§ Page text
"""
Liberals might not like reading John Carroll’s books. He takes what he calls “radical liberalism” to task and blames those well-meaning folks who crave greater human freedom for many of the ills of contemporary culture. Indeed, he goes so far as to say that it is precisely those who demand greater human freedom that have placed the chains of fear and uncertainty on modern men and women. He does not deny that liberalism has been a good thing. As he says,

“Our civilization has benefitted prodigiously from the liberal impulse, but always in cases in which it has operated in a circumscribed manner, within a securely ordered institutional environment.”

Indeed. True freedom demands restraint. The absence of restraint is not freedom, it is chaos and misery. It is the French Revolution. A case in point is capitalism which is one of the many fruits of liberal thinking — as set forth in the writings of Adam Smith in the eighteenth century at the height of the Enlightenment when liberal thinking was all the rage. Smith was convinced that the “invisible hand” would guide the capitalist and that in the end there would be greater prosperity for all. Smith was a part of the Scottish Moral Sense School. This was group of thinkers who were convinced that there is a core of human sympathy in all people and that would tend toward generosity and compassion. The urges of the capitalist for more and more profit would be restrained by their natural sympathy for others. We know how that turned out.
"""
§ Challenges
(a) Shorten the paragraph of the essay on liberalism that begins "Indeed. True freedom demands restraint," keeping its main facts.
(b) From the essay on liberalism, transcribe the passage starting with "Indeed. True freedom" and going on through "that turned out.".

Records of where elements appear:
"""
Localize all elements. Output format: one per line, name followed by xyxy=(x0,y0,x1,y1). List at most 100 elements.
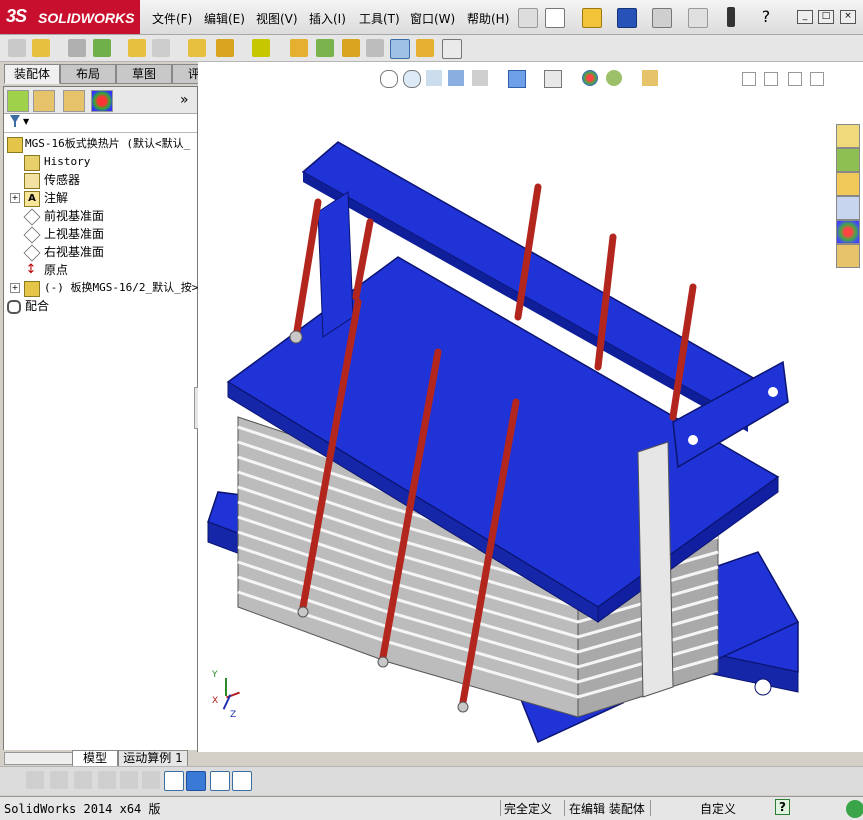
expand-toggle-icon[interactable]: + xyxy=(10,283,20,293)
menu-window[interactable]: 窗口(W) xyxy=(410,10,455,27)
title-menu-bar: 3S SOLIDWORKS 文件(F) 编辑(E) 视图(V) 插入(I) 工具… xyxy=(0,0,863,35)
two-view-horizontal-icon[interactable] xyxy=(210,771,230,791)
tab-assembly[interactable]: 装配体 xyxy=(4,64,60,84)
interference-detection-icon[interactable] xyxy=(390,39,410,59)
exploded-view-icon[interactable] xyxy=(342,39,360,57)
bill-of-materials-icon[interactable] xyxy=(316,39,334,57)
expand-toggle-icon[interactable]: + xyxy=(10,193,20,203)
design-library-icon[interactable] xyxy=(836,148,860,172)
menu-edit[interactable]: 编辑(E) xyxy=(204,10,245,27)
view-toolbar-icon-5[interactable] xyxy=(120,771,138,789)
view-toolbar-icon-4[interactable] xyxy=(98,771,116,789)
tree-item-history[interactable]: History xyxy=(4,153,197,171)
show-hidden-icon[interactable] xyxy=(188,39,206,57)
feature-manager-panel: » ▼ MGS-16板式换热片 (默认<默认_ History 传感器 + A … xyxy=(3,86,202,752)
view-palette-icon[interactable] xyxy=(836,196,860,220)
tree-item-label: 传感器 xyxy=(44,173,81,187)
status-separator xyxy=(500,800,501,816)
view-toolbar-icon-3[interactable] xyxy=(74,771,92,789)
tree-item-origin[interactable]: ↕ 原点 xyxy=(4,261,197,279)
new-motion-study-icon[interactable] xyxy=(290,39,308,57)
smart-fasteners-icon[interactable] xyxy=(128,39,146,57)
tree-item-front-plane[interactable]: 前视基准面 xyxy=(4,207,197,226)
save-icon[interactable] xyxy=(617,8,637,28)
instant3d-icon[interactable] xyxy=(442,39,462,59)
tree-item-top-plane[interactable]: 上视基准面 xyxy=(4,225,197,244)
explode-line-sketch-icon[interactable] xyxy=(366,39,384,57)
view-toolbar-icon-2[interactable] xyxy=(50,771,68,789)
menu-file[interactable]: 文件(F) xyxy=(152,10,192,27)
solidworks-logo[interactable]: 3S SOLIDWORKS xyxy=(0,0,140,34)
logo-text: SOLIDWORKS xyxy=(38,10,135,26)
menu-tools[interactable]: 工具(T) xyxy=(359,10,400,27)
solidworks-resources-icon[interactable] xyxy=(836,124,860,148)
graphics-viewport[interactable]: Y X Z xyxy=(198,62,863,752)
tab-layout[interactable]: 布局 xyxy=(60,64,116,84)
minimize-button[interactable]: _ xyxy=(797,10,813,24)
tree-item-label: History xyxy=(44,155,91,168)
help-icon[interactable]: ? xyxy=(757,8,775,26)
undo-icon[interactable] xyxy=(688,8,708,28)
"""
§ Answers for the exercise
(a) True freedom requires restraint; without it there is chaos and misery, as in the French Revolution. Capitalism, one fruit of liberal thinking, was set out by Adam Smith in the eighteenth century, at the height of the Enlightenment. Smith believed the "invisible hand" would guide the capitalist and bring greater prosperity for all. As part of the Scottish Moral Sense School, he held that all people share a core of sympathy tending toward generosity and compassion, which would restrain capitalists' urge for more and more profit. The paragraph closes by remarking that we know how that turned out.

(b)
Indeed. True freedom demands restraint. The absence of restraint is not freedom, it is chaos and misery. It is the French Revolution. A case in point is capitalism which is one of the many fruits of liberal thinking — as set forth in the writings of Adam Smith in the eighteenth century at the height of the Enlightenment when liberal thinking was all the rage. Smith was convinced that the “invisible hand” would guide the capitalist and that in the end there would be greater prosperity for all. Smith was a part of the Scottish Moral Sense School. This was group of thinkers who were convinced that there is a core of human sympathy in all people and that would tend toward generosity and compassion. The urges of the capitalist for more and more profit would be restrained by their natural sympathy for others. We know how that turned out.